=== The exercise ===
Among the following entries, count the lines that contain "Принтер" and report only the result.

=== Provided data ===
'''
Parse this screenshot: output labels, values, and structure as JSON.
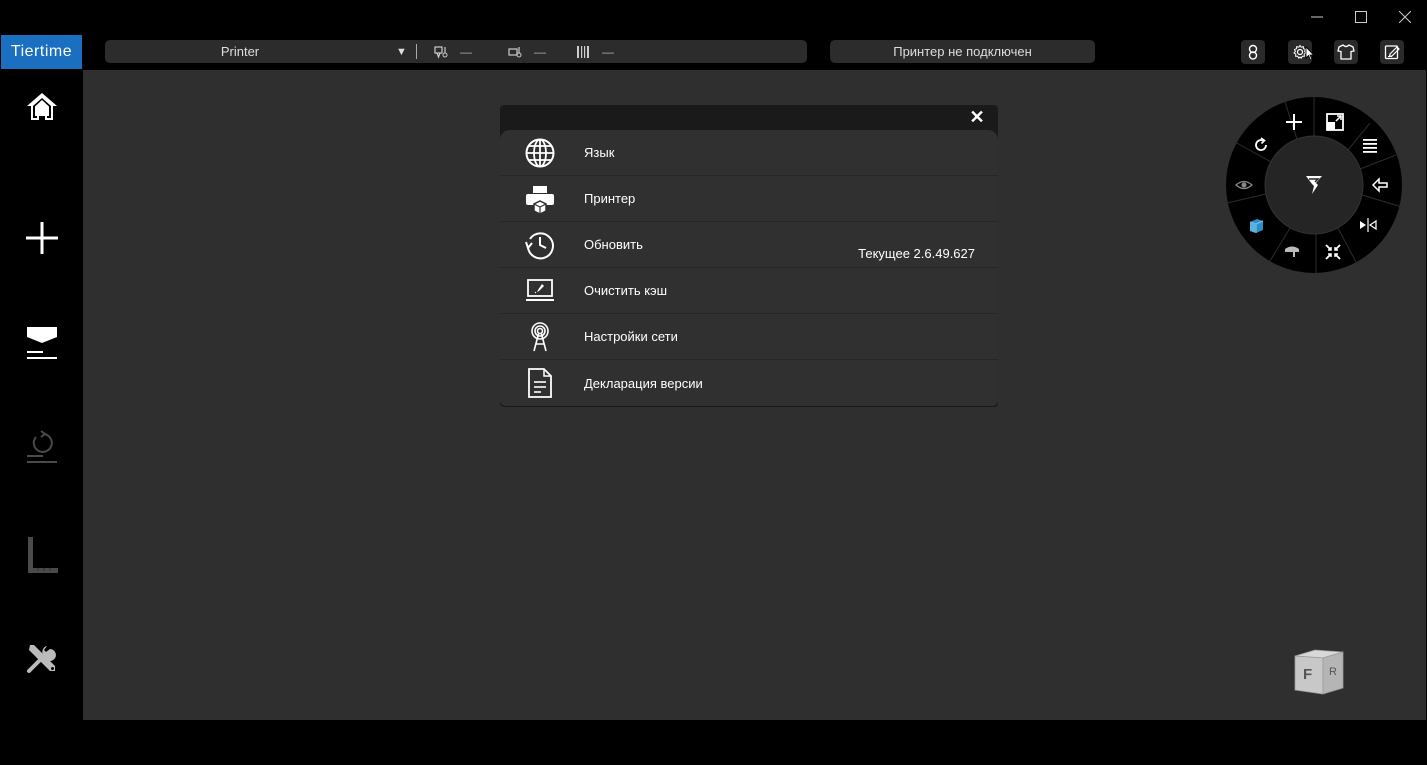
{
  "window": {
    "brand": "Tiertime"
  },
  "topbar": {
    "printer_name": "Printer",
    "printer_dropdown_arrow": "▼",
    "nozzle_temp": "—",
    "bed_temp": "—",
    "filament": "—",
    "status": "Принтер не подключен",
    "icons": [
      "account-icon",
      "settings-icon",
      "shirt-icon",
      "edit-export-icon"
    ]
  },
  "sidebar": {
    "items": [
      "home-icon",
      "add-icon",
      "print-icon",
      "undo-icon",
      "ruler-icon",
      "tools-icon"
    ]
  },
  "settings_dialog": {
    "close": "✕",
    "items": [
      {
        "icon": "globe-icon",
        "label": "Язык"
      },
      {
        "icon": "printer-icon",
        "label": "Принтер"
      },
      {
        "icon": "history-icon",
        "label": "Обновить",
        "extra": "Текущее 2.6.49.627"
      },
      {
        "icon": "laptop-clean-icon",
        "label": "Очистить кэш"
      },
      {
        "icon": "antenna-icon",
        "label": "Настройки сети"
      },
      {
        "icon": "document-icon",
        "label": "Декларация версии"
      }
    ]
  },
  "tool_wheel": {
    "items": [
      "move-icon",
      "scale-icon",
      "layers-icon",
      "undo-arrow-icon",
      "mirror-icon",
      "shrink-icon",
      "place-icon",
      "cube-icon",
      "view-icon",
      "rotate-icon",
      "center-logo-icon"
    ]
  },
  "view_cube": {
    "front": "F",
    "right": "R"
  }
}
'''
=== Expected answer ===
2